## Information provided
====

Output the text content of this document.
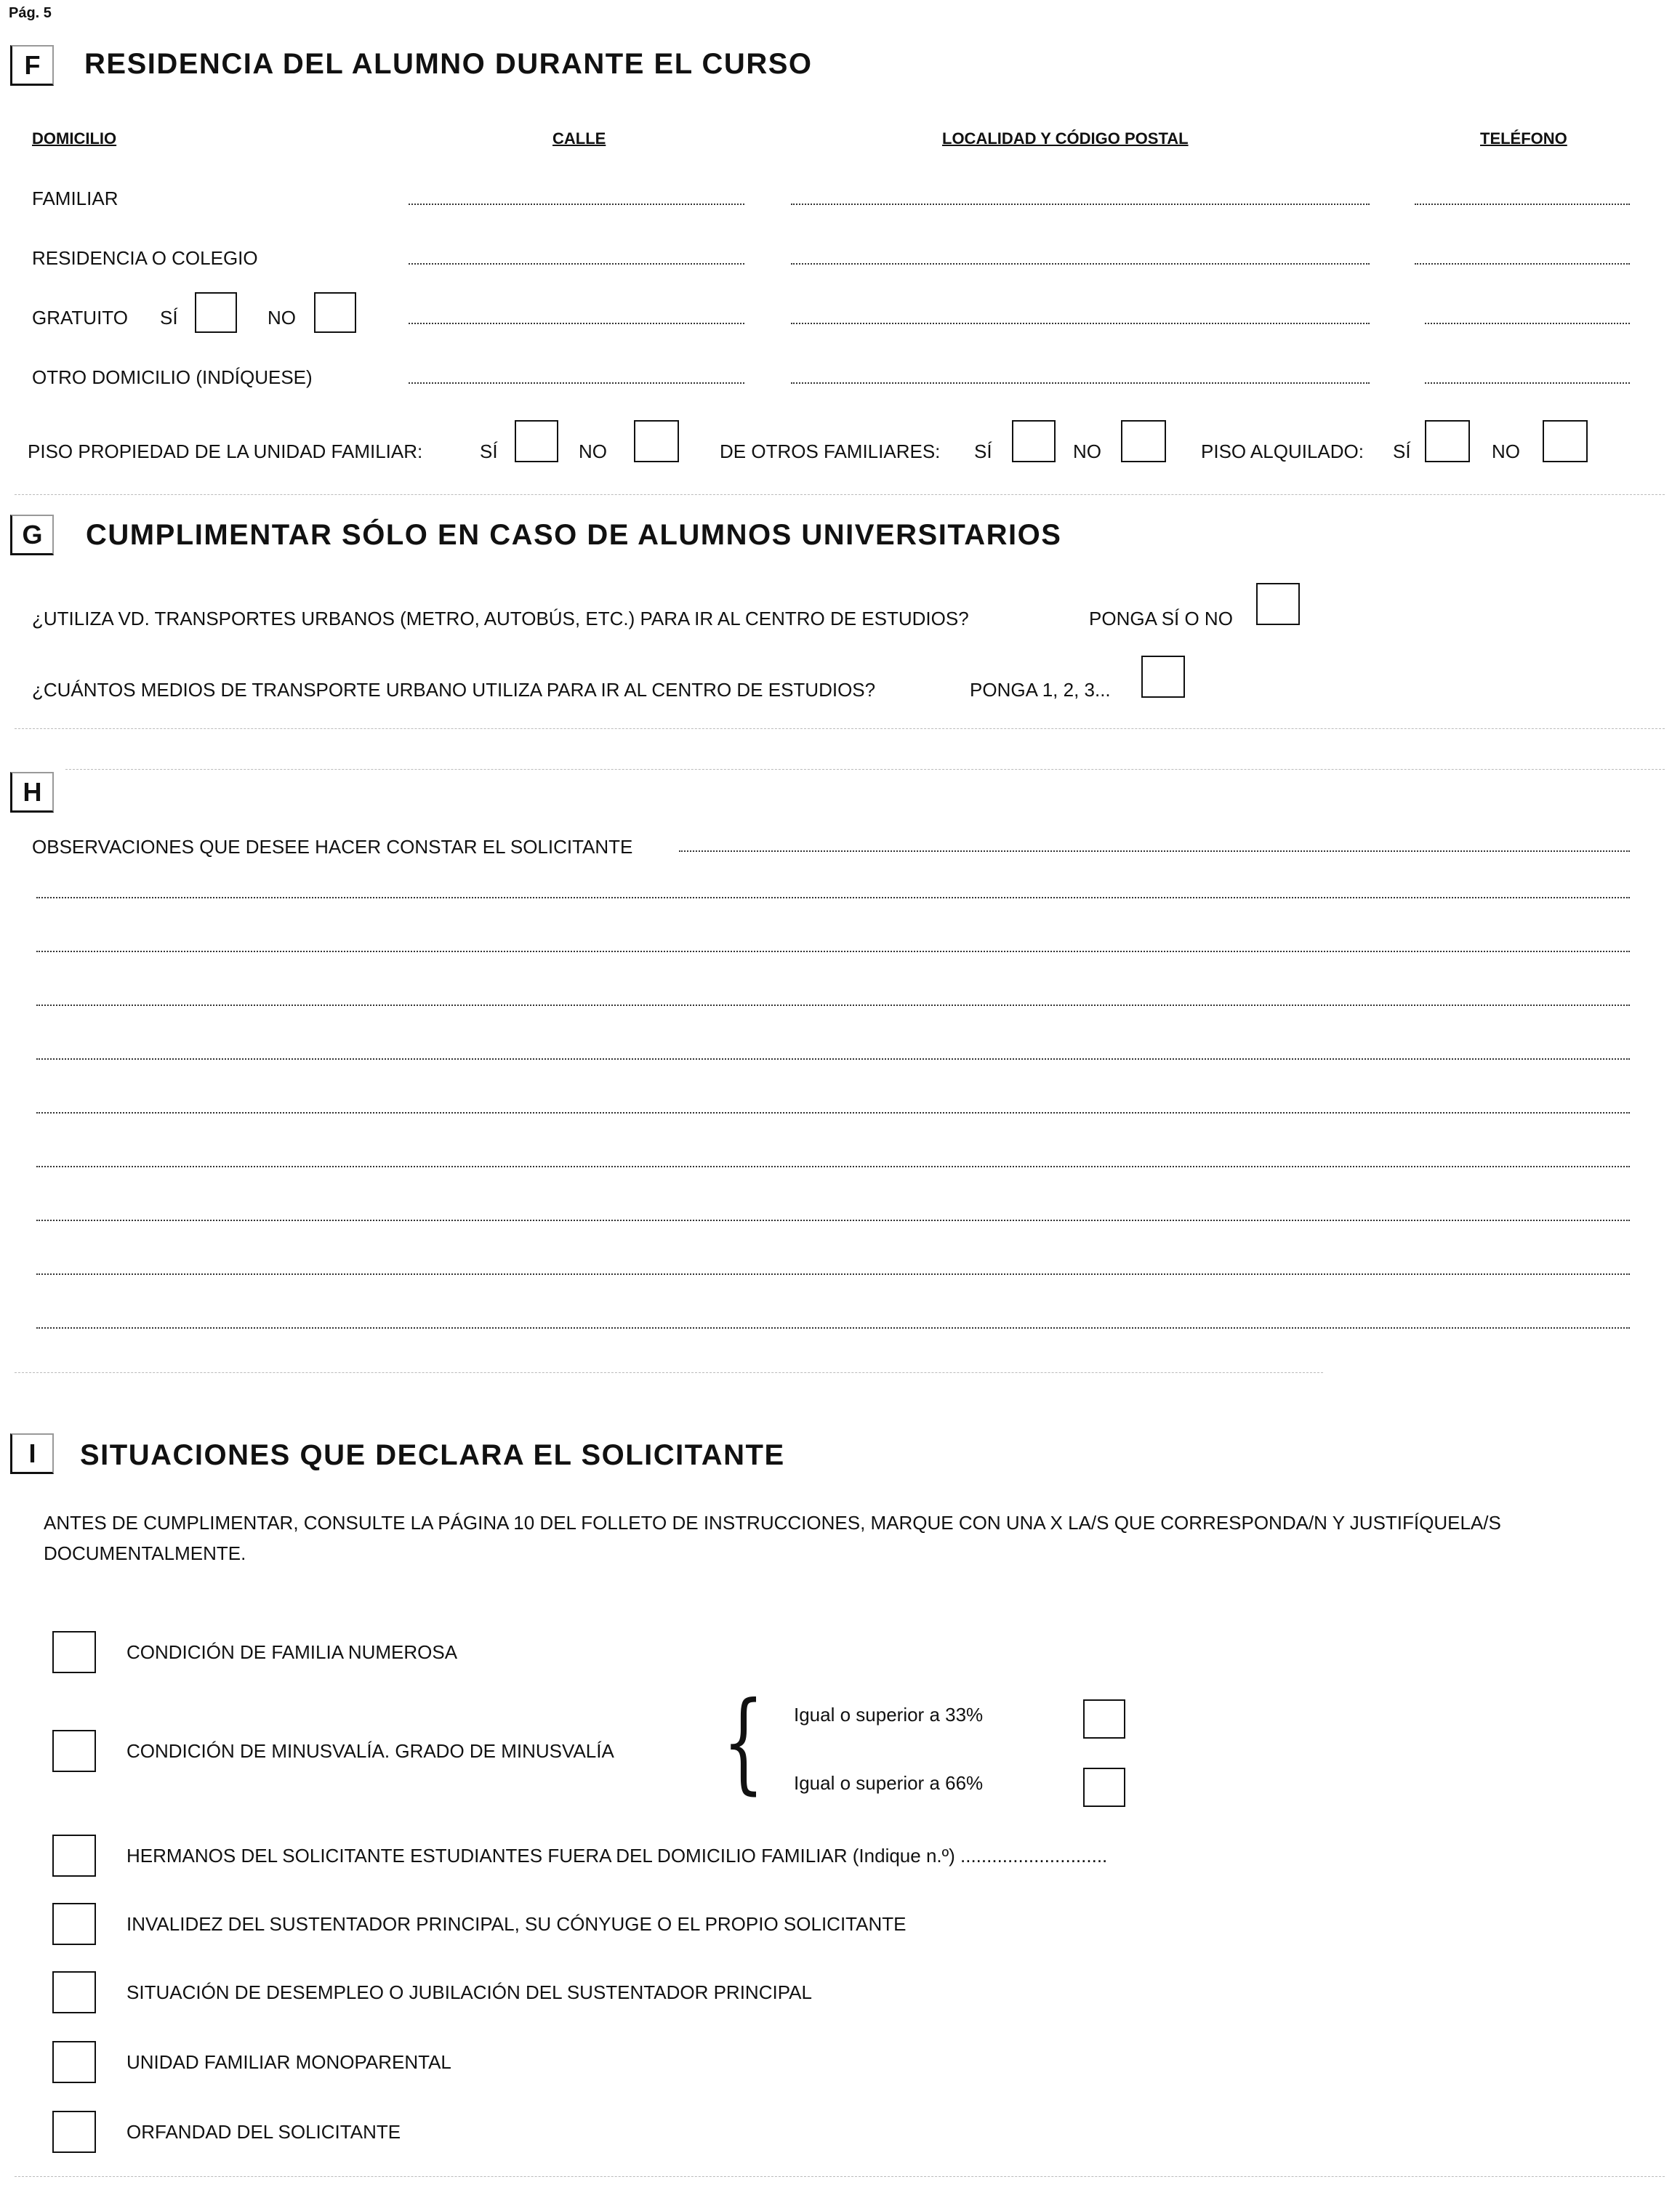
Pág. 5
F	RESIDENCIA DEL ALUMNO DURANTE EL CURSO
DOMICILIO	CALLE	LOCALIDAD Y CÓDIGO POSTAL	TELÉFONO
FAMILIAR
RESIDENCIA O COLEGIO
GRATUITO SÍ	NO
OTRO DOMICILIO (INDÍQUESE)
PISO PROPIEDAD DE LA UNIDAD FAMILIAR:	SÍ	NO	DE OTROS FAMILIARES: SÍ	NO	PISO ALQUILADO: SÍ	NO
G	CUMPLIMENTAR SÓLO EN CASO DE ALUMNOS UNIVERSITARIOS
¿UTILIZA VD. TRANSPORTES URBANOS (METRO, AUTOBÚS, ETC.) PARA IR AL CENTRO DE ESTUDIOS?	PONGA SÍ O NO
¿CUÁNTOS MEDIOS DE TRANSPORTE URBANO UTILIZA PARA IR AL CENTRO DE ESTUDIOS?	PONGA 1, 2, 3...
H
OBSERVACIONES QUE DESEE HACER CONSTAR EL SOLICITANTE
I	SITUACIONES QUE DECLARA EL SOLICITANTE
ANTES DE CUMPLIMENTAR, CONSULTE LA PÁGINA 10 DEL FOLLETO DE INSTRUCCIONES, MARQUE CON UNA X LA/S QUE CORRESPONDA/N Y JUSTIFÍQUELA/S
DOCUMENTALMENTE.
CONDICIÓN DE FAMILIA NUMEROSA
CONDICIÓN DE MINUSVALÍA. GRADO DE MINUSVALÍA { Igual o superior a 33%
Igual o superior a 66%
HERMANOS DEL SOLICITANTE ESTUDIANTES FUERA DEL DOMICILIO FAMILIAR (Indique n.º) ............................
INVALIDEZ DEL SUSTENTADOR PRINCIPAL, SU CÓNYUGE O EL PROPIO SOLICITANTE
SITUACIÓN DE DESEMPLEO O JUBILACIÓN DEL SUSTENTADOR PRINCIPAL
UNIDAD FAMILIAR MONOPARENTAL
ORFANDAD DEL SOLICITANTE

====

## Task to complete
Without the pictures, print the whole listing exactly as given.

## Completed exercise
Output the text content of this document.
Pág. 5
F	RESIDENCIA DEL ALUMNO DURANTE EL CURSO
DOMICILIO	CALLE	LOCALIDAD Y CÓDIGO POSTAL	TELÉFONO
FAMILIAR
RESIDENCIA O COLEGIO
GRATUITO SÍ	NO
OTRO DOMICILIO (INDÍQUESE)
PISO PROPIEDAD DE LA UNIDAD FAMILIAR:	SÍ	NO	DE OTROS FAMILIARES: SÍ	NO	PISO ALQUILADO: SÍ	NO
G	CUMPLIMENTAR SÓLO EN CASO DE ALUMNOS UNIVERSITARIOS
¿UTILIZA VD. TRANSPORTES URBANOS (METRO, AUTOBÚS, ETC.) PARA IR AL CENTRO DE ESTUDIOS?	PONGA SÍ O NO
¿CUÁNTOS MEDIOS DE TRANSPORTE URBANO UTILIZA PARA IR AL CENTRO DE ESTUDIOS?	PONGA 1, 2, 3...
H
OBSERVACIONES QUE DESEE HACER CONSTAR EL SOLICITANTE
I	SITUACIONES QUE DECLARA EL SOLICITANTE
ANTES DE CUMPLIMENTAR, CONSULTE LA PÁGINA 10 DEL FOLLETO DE INSTRUCCIONES, MARQUE CON UNA X LA/S QUE CORRESPONDA/N Y JUSTIFÍQUELA/S
DOCUMENTALMENTE.
CONDICIÓN DE FAMILIA NUMEROSA
CONDICIÓN DE MINUSVALÍA. GRADO DE MINUSVALÍA { Igual o superior a 33%
Igual o superior a 66%
HERMANOS DEL SOLICITANTE ESTUDIANTES FUERA DEL DOMICILIO FAMILIAR (Indique n.º) ............................
INVALIDEZ DEL SUSTENTADOR PRINCIPAL, SU CÓNYUGE O EL PROPIO SOLICITANTE
SITUACIÓN DE DESEMPLEO O JUBILACIÓN DEL SUSTENTADOR PRINCIPAL
UNIDAD FAMILIAR MONOPARENTAL
ORFANDAD DEL SOLICITANTE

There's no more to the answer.